=== To be done ===
Each line of the material below that holds the word "panel" needs to be copied.
___ Listing ___
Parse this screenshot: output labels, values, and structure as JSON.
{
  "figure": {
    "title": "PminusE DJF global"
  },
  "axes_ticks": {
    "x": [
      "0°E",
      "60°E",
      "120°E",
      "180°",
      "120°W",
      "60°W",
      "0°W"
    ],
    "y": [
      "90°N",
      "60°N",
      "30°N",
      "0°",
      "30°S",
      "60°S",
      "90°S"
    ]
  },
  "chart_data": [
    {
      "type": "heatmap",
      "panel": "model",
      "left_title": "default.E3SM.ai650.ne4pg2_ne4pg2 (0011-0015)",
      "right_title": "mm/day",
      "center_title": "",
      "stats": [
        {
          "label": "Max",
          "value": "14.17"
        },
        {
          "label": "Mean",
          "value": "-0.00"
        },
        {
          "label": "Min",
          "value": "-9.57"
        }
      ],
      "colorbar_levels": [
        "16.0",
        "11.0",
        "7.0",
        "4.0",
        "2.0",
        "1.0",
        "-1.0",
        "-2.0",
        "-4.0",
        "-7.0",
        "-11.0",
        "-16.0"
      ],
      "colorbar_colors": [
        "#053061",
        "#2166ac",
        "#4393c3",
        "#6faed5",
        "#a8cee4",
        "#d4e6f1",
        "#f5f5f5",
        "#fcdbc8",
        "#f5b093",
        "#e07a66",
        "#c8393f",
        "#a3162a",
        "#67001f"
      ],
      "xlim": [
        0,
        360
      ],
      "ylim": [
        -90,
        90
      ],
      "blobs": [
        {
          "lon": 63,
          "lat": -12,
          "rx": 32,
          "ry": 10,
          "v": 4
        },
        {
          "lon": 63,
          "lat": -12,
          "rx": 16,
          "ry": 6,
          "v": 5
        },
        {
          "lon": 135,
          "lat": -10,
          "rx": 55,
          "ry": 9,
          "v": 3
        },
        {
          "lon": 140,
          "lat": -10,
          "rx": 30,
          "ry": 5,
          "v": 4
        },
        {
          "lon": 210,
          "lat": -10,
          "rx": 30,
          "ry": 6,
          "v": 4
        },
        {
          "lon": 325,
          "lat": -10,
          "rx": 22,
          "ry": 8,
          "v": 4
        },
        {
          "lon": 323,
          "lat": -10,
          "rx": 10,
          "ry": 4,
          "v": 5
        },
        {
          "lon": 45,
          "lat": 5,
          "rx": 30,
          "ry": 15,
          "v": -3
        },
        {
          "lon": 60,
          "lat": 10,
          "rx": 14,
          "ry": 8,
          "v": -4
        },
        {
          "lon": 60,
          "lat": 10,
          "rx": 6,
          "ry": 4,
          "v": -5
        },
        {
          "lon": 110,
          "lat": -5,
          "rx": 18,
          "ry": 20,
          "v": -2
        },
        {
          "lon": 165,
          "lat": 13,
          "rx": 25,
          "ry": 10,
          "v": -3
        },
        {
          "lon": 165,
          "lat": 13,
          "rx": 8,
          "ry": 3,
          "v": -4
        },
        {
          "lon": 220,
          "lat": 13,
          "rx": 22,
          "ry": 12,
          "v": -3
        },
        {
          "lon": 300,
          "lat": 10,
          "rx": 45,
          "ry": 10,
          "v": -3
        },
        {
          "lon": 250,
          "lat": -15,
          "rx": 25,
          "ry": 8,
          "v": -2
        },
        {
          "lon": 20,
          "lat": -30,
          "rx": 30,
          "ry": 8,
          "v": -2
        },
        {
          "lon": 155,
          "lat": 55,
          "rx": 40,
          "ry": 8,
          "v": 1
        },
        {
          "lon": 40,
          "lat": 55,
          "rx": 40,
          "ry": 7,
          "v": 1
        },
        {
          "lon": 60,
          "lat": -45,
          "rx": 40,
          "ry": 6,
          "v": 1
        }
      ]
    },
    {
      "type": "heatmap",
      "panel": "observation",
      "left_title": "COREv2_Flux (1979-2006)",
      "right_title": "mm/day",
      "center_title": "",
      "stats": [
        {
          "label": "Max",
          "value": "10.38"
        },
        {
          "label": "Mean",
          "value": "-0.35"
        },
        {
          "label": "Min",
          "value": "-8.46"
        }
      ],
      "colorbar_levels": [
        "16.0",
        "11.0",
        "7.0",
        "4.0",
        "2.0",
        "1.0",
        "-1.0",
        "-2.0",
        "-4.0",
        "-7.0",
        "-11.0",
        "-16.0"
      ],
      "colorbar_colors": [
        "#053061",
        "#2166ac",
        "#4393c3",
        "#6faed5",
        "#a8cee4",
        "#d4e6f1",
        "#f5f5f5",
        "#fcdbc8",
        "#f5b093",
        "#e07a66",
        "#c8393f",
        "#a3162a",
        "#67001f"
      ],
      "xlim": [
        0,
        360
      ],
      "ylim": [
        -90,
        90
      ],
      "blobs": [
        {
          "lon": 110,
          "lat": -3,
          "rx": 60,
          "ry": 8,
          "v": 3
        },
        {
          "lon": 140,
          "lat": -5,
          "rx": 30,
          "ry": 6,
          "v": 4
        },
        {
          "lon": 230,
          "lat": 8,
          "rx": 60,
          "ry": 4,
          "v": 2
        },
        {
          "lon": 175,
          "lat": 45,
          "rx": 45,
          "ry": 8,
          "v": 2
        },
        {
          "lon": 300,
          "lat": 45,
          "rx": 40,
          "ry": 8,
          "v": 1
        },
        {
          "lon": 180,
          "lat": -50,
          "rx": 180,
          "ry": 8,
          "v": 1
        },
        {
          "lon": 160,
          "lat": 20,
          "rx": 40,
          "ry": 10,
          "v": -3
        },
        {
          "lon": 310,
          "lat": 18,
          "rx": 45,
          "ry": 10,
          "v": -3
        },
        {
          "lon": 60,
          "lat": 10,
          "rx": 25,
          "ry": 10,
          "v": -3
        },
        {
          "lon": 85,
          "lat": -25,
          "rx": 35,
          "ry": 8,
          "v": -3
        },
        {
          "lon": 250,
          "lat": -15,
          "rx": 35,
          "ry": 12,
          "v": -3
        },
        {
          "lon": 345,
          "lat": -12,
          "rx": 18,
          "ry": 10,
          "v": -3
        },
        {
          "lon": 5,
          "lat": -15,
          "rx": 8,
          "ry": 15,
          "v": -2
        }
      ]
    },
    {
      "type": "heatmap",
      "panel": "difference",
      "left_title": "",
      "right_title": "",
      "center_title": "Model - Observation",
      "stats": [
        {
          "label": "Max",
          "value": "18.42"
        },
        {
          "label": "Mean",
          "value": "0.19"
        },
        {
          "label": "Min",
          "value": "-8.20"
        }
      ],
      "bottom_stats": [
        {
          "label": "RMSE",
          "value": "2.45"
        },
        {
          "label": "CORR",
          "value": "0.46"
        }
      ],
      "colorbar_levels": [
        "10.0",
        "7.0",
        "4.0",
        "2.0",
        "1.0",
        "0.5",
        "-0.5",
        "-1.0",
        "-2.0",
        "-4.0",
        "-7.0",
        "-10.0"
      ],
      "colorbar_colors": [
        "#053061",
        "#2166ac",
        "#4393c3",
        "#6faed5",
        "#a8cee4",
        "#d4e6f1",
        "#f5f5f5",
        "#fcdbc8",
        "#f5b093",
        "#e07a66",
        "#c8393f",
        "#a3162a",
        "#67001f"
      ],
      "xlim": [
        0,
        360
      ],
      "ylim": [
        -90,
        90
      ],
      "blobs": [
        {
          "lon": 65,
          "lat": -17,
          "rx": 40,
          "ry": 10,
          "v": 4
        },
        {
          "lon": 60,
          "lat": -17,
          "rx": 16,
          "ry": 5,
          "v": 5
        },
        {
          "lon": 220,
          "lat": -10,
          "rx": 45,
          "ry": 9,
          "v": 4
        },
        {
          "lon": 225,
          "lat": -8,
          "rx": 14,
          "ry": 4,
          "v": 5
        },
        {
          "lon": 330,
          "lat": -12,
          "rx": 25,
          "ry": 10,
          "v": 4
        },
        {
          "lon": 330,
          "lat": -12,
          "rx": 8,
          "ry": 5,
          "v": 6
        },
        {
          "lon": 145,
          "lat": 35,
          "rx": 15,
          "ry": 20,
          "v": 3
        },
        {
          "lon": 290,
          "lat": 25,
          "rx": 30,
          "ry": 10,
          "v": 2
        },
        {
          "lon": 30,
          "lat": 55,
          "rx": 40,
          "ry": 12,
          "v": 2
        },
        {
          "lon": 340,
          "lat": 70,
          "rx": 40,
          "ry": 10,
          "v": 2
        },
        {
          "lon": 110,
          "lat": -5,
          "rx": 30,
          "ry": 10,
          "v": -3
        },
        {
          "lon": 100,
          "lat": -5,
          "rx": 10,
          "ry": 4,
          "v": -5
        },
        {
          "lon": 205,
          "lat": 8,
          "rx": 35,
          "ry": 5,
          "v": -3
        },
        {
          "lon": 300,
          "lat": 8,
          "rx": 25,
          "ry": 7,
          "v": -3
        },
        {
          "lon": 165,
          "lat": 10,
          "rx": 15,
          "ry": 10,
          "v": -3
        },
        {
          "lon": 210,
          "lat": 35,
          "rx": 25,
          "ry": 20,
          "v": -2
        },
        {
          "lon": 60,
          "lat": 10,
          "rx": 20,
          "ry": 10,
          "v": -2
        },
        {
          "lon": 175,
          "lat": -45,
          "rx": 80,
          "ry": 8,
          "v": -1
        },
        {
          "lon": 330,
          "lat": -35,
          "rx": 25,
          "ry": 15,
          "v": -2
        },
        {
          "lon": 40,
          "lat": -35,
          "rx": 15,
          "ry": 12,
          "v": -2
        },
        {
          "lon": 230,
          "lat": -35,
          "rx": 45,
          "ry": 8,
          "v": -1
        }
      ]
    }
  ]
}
___
=== Exercise solution ===
      "panel": "model",
      "panel": "observation",
      "panel": "difference",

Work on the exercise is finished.